Update the records from the first line through the line containing "Point <box>93 291 115 305</box>", inclusive, by replacing "Point" with "Marker" and leaving everything else unchanged. Return only those lines.
──────── DATA SHOWN
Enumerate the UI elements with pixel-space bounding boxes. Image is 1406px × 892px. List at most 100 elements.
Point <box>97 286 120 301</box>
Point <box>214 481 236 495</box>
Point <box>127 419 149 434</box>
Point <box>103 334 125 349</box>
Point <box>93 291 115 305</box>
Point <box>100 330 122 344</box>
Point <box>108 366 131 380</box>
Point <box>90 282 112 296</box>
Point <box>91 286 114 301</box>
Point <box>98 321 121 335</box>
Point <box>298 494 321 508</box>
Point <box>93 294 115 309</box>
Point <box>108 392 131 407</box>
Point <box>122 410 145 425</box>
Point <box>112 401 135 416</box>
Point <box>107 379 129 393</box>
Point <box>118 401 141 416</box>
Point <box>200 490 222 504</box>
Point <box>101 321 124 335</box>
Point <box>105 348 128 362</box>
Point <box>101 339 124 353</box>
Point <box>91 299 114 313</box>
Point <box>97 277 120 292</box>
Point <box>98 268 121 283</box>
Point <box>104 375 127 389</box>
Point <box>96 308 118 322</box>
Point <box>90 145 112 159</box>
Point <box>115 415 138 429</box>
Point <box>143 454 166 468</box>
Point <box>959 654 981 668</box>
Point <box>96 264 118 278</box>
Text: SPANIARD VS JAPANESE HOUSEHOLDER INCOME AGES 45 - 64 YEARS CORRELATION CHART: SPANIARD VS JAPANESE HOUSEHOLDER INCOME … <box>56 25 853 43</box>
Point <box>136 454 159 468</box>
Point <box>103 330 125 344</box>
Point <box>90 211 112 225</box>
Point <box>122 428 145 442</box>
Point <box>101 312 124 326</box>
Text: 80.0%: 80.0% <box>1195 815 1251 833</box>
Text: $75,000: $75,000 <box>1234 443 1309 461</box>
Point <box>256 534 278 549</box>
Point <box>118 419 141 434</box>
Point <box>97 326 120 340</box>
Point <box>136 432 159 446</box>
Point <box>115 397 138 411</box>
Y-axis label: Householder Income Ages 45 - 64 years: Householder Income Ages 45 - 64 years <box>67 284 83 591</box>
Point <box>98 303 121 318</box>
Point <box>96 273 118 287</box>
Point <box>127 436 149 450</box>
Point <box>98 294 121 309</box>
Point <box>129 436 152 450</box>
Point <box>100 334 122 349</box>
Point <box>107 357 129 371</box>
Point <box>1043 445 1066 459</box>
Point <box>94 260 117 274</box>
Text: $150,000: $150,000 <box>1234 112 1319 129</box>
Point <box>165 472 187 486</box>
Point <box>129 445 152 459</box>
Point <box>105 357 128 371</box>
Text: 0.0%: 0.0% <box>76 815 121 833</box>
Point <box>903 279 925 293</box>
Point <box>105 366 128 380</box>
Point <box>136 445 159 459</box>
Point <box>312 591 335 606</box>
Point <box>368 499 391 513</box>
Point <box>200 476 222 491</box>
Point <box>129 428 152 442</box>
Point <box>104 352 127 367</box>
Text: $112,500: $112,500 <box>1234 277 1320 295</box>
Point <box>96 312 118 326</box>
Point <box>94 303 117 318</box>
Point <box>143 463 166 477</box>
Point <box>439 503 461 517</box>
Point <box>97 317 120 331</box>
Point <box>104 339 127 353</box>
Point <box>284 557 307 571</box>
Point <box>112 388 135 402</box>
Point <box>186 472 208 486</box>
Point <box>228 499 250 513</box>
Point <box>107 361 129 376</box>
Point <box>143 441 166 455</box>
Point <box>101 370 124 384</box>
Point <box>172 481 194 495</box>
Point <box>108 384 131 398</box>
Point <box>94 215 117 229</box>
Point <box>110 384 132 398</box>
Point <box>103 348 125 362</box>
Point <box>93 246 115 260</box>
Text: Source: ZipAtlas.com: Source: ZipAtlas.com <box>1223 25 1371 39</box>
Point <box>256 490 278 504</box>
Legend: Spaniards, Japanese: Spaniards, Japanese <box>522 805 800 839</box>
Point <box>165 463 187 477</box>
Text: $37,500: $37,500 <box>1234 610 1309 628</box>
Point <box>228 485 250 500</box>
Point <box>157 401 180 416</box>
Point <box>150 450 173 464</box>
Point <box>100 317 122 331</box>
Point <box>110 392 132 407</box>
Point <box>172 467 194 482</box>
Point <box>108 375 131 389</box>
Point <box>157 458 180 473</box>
────────────────
## RESPONSE TO THE EXERCISE
Enumerate the UI elements with pixel-space bounding boxes. Image is 1406px × 892px. List at most 100 elements.
Marker <box>97 286 120 301</box>
Marker <box>214 481 236 495</box>
Marker <box>127 419 149 434</box>
Marker <box>103 334 125 349</box>
Marker <box>93 291 115 305</box>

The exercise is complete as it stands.